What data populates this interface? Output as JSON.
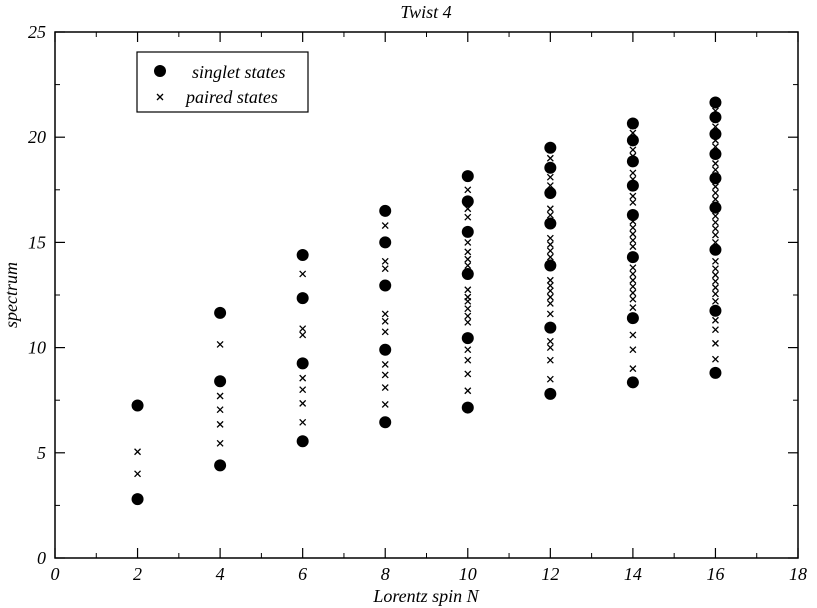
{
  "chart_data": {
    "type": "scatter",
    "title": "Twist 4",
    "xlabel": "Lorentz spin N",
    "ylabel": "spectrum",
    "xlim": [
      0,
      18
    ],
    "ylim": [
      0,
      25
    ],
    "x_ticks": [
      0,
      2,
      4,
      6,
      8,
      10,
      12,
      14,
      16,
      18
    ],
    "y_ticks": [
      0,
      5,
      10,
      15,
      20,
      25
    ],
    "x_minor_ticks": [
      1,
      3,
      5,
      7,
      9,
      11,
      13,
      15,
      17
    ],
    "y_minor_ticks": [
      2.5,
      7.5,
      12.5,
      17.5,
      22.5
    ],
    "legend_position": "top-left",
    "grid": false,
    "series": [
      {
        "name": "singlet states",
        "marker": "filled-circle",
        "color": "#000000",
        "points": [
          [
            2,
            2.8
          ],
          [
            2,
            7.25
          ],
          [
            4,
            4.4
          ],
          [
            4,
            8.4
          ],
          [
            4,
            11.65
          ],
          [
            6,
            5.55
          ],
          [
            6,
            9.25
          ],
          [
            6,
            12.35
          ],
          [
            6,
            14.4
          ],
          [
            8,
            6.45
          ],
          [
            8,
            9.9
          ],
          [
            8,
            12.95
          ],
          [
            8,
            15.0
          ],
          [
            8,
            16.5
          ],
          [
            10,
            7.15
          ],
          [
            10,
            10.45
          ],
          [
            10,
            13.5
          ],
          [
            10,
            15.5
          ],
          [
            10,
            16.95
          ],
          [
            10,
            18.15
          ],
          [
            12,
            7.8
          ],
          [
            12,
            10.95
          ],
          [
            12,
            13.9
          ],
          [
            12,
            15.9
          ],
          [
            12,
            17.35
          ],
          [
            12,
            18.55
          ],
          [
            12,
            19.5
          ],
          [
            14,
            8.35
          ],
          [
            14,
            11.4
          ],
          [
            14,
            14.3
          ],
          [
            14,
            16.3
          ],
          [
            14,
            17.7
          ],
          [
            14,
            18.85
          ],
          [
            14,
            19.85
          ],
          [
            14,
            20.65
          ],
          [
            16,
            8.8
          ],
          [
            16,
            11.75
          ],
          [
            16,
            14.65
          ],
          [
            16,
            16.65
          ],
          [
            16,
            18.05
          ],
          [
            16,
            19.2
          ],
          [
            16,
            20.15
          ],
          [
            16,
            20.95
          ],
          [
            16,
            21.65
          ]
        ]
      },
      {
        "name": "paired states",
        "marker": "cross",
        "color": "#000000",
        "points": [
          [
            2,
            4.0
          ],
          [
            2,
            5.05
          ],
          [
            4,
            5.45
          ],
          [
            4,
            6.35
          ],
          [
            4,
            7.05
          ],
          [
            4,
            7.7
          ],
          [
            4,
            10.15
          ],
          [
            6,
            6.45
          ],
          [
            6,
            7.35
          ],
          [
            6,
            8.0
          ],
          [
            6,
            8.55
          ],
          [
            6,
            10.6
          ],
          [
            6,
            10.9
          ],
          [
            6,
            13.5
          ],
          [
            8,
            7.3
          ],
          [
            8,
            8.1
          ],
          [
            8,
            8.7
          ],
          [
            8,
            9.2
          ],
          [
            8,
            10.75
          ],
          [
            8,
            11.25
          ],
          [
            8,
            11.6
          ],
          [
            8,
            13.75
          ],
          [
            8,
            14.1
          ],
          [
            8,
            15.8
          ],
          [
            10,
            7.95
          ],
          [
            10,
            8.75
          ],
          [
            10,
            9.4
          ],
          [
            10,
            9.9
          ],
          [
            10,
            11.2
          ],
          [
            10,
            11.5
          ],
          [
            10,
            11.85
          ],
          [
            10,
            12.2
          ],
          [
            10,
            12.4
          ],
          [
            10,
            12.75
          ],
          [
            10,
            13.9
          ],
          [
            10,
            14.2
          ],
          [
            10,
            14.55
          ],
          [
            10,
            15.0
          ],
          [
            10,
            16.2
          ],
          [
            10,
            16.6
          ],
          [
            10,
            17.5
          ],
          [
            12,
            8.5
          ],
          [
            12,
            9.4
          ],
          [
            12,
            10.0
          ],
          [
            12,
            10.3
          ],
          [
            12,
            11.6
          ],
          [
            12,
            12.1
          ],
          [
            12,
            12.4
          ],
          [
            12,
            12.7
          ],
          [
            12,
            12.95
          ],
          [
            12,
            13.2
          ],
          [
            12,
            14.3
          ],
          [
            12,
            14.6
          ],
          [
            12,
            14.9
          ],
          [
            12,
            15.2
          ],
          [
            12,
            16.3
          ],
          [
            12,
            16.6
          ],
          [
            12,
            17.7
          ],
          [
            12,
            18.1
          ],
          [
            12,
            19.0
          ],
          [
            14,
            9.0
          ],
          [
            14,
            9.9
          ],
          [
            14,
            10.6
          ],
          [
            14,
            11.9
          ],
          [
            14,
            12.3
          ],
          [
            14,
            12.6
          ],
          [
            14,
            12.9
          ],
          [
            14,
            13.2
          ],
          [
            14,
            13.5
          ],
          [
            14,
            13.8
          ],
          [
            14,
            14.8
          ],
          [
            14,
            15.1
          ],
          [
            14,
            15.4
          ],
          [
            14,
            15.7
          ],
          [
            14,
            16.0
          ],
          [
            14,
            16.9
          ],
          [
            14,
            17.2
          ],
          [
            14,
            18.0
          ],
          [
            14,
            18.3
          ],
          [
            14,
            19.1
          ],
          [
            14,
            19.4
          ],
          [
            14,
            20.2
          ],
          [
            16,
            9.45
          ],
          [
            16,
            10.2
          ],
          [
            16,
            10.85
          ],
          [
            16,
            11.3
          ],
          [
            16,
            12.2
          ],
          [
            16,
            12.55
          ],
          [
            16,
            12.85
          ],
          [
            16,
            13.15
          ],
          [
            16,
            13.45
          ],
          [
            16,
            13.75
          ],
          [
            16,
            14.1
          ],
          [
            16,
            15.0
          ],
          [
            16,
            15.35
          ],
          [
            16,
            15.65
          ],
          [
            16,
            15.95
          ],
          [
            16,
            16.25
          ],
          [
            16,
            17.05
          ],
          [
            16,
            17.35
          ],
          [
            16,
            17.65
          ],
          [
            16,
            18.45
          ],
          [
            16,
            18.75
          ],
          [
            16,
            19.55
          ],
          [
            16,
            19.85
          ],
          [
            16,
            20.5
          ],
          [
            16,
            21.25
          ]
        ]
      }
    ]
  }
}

──────

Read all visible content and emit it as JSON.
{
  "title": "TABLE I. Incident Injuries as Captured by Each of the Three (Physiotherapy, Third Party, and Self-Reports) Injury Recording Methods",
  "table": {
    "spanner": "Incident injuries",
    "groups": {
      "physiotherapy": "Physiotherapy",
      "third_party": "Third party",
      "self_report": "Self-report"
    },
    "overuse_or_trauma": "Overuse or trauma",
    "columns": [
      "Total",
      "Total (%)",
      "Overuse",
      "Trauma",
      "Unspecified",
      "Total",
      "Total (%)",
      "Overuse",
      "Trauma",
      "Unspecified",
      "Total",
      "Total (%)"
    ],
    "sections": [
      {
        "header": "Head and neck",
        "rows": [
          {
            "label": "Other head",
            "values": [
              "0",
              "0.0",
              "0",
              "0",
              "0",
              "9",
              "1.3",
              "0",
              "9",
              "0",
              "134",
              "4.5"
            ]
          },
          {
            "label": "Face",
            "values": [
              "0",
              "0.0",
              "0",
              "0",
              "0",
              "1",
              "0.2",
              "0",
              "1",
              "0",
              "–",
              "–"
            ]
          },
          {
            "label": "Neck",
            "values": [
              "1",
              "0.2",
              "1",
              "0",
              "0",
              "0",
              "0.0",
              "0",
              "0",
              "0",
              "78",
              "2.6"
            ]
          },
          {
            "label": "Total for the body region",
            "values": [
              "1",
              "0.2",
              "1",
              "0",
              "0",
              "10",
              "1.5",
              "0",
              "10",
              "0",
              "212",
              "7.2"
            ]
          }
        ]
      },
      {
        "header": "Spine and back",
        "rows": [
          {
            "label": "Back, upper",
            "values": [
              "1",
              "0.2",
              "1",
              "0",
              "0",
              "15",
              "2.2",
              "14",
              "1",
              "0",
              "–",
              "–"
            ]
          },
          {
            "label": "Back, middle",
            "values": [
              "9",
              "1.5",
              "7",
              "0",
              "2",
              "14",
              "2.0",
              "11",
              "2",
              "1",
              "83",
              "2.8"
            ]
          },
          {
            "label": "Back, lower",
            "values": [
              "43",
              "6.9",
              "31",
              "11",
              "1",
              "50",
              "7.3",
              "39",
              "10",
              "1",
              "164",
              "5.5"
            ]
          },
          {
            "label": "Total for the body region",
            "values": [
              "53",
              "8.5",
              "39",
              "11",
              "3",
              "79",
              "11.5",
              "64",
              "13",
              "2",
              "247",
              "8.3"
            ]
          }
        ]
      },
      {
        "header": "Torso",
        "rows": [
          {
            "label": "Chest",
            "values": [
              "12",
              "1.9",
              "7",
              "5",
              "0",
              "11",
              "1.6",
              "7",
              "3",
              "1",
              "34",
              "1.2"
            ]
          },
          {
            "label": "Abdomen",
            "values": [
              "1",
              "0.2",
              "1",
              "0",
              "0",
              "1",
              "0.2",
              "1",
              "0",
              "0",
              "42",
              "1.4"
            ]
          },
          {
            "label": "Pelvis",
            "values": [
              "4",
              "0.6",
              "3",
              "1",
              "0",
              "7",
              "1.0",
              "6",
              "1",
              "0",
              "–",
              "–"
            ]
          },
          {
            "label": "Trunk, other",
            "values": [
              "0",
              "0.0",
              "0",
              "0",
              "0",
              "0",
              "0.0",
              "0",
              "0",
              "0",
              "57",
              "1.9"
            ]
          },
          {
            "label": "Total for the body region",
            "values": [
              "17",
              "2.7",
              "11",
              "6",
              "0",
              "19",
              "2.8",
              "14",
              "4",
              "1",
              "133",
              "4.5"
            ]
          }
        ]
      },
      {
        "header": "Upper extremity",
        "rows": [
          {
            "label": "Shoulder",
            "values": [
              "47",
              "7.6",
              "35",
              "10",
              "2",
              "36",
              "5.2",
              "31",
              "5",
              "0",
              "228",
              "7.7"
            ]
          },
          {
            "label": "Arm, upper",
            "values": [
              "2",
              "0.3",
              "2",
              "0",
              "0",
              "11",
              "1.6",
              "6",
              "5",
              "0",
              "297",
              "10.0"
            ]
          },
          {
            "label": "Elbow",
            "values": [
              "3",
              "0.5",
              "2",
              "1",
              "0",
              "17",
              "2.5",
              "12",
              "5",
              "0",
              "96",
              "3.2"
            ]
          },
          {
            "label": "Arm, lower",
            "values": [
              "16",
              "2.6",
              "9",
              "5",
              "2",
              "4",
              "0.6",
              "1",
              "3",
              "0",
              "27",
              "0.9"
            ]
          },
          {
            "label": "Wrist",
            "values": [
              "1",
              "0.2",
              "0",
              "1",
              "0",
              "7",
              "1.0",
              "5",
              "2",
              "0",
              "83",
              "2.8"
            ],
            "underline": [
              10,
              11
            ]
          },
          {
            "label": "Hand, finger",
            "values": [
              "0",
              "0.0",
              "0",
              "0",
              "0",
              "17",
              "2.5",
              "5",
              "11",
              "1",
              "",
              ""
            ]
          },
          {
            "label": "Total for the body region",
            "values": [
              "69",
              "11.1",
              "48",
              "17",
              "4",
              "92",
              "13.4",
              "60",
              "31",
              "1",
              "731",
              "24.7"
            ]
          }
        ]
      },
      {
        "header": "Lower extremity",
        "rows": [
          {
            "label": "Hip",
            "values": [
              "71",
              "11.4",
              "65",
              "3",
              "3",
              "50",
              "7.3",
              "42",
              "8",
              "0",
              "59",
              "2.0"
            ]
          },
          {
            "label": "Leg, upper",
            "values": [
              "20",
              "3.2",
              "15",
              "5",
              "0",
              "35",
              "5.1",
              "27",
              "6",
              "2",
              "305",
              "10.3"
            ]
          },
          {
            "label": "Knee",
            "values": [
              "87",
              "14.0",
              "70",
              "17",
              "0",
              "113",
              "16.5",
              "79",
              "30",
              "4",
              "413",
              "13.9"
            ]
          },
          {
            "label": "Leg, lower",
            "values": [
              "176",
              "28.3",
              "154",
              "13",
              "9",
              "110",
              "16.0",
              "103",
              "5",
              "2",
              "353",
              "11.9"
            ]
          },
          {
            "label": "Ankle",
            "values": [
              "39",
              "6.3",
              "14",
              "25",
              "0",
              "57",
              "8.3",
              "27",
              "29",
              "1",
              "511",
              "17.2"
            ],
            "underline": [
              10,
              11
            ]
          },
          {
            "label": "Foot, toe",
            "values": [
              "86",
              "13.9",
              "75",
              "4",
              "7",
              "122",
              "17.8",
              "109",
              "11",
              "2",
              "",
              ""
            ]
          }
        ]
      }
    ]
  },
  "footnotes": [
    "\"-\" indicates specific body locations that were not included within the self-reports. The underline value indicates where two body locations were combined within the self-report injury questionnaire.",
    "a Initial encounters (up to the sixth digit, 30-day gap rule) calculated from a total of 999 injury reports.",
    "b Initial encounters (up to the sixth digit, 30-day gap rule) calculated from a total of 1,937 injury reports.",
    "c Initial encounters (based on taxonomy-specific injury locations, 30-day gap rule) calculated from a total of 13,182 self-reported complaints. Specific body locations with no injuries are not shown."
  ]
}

──────

§ **AIM**
Find each line holding the string "Initial" and copy it out.

§ **ANSWER TO THE TASK**
    "a Initial encounters (up to the sixth digit, 30-day gap rule) calculated from a total of 999 injury reports.",
    "b Initial encounters (up to the sixth digit, 30-day gap rule) calculated from a total of 1,937 injury reports.",
    "c Initial encounters (based on taxonomy-specific injury locations, 30-day gap rule) calculated from a total of 13,182 self-reported complaints. Specific body locations with no injuries are not shown."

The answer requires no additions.